Aim: Wherever the word "Years" shows up in a line, please copy that line.
:: Given data ::
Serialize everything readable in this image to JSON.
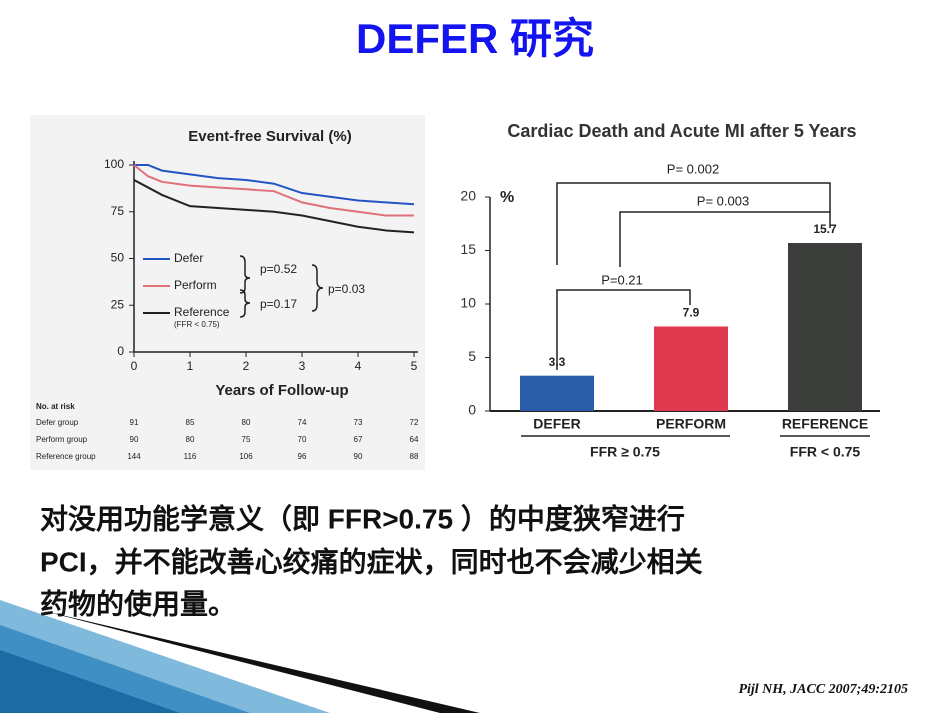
{
  "title": "DEFER 研究",
  "body": [
    "对没用功能学意义（即 FFR>0.75 ）的中度狭窄进行",
    "PCI，并不能改善心绞痛的症状，同时也不会减少相关",
    "药物的使用量。"
  ],
  "citation": "Pijl NH, JACC 2007;49:2105",
  "chart_data": [
    {
      "type": "line",
      "title": "Event-free Survival (%)",
      "x_label": "Years of Follow-up",
      "x": [
        0,
        0.25,
        0.5,
        1,
        1.5,
        2,
        2.5,
        3,
        3.5,
        4,
        4.5,
        5
      ],
      "series": [
        {
          "name": "Defer",
          "color": "#2255c4",
          "values": [
            100,
            100,
            97,
            95,
            93,
            92,
            90,
            85,
            83,
            81,
            80,
            79
          ]
        },
        {
          "name": "Perform",
          "color": "#e0707a",
          "values": [
            100,
            94,
            91,
            89,
            88,
            87,
            86,
            80,
            77,
            75,
            73,
            73
          ]
        },
        {
          "name": "Reference",
          "color": "#222222",
          "values": [
            92,
            88,
            84,
            78,
            77,
            76,
            75,
            73,
            70,
            67,
            65,
            64
          ]
        }
      ],
      "legend_note": "(FFR < 0.75)",
      "p_values": [
        "p=0.52",
        "p=0.17",
        "p=0.03"
      ],
      "xlim": [
        0,
        5
      ],
      "xticks": [
        0,
        1,
        2,
        3,
        4,
        5
      ],
      "ylim": [
        0,
        100
      ],
      "yticks": [
        0,
        25,
        50,
        75,
        100
      ],
      "risk_table": {
        "title": "No. at risk",
        "rows": [
          {
            "name": "Defer group",
            "values": [
              91,
              85,
              80,
              74,
              73,
              72
            ]
          },
          {
            "name": "Perform group",
            "values": [
              90,
              80,
              75,
              70,
              67,
              64
            ]
          },
          {
            "name": "Reference group",
            "values": [
              144,
              116,
              106,
              96,
              90,
              88
            ]
          }
        ]
      }
    },
    {
      "type": "bar",
      "title": "Cardiac Death and Acute MI after 5 Years",
      "y_label": "%",
      "categories": [
        "DEFER",
        "PERFORM",
        "REFERENCE"
      ],
      "values": [
        3.3,
        7.9,
        15.7
      ],
      "colors": [
        "#2a5ca8",
        "#e03a50",
        "#3b3e3b"
      ],
      "ylim": [
        0,
        20
      ],
      "yticks": [
        0,
        5,
        10,
        15,
        20
      ],
      "group_labels": [
        "FFR ≥ 0.75",
        "FFR < 0.75"
      ],
      "annotations": [
        "P= 0.002",
        "P= 0.003",
        "P=0.21"
      ]
    }
  ]
}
:::
Complete output:
      "x_label": "Years of Follow-up",
      "title": "Cardiac Death and Acute MI after 5 Years",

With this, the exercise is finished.